- _Activity_
Lines before the one containing "What does this" are to be skipped; reproduce that line and the rest of the records below exactly.

- _Extracted records_
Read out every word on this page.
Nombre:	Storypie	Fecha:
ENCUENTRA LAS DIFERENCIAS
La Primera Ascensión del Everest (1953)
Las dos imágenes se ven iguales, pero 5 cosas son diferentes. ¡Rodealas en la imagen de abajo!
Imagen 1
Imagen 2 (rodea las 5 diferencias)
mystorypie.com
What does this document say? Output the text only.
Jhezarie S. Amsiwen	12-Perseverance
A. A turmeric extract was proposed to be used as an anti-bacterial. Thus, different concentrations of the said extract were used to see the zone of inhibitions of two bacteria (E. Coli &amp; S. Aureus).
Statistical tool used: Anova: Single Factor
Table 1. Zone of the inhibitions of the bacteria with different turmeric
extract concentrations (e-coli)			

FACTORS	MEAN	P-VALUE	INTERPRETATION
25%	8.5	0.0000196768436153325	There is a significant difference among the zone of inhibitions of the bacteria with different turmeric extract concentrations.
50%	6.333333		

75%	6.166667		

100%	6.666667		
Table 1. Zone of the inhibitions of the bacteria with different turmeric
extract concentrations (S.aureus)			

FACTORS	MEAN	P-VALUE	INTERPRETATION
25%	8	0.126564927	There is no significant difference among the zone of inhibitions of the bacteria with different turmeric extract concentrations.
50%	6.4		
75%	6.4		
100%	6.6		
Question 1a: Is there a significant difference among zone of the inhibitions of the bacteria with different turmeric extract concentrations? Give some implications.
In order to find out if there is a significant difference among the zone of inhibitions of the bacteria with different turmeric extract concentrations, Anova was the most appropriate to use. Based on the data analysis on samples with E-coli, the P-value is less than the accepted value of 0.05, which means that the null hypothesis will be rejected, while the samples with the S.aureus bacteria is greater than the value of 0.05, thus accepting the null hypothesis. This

- _Result of the exercise_
What does this document say? Output the text only.
Jhezarie S. Amsiwen	12-Perseverance
A. A turmeric extract was proposed to be used as an anti-bacterial. Thus, different concentrations of the said extract were used to see the zone of inhibitions of two bacteria (E. Coli &amp; S. Aureus).
Statistical tool used: Anova: Single Factor
Table 1. Zone of the inhibitions of the bacteria with different turmeric
extract concentrations (e-coli)			

FACTORS	MEAN	P-VALUE	INTERPRETATION
25%	8.5	0.0000196768436153325	There is a significant difference among the zone of inhibitions of the bacteria with different turmeric extract concentrations.
50%	6.333333		

75%	6.166667		

100%	6.666667		
Table 1. Zone of the inhibitions of the bacteria with different turmeric
extract concentrations (S.aureus)			

FACTORS	MEAN	P-VALUE	INTERPRETATION
25%	8	0.126564927	There is no significant difference among the zone of inhibitions of the bacteria with different turmeric extract concentrations.
50%	6.4		
75%	6.4		
100%	6.6		
Question 1a: Is there a significant difference among zone of the inhibitions of the bacteria with different turmeric extract concentrations? Give some implications.
In order to find out if there is a significant difference among the zone of inhibitions of the bacteria with different turmeric extract concentrations, Anova was the most appropriate to use. Based on the data analysis on samples with E-coli, the P-value is less than the accepted value of 0.05, which means that the null hypothesis will be rejected, while the samples with the S.aureus bacteria is greater than the value of 0.05, thus accepting the null hypothesis. This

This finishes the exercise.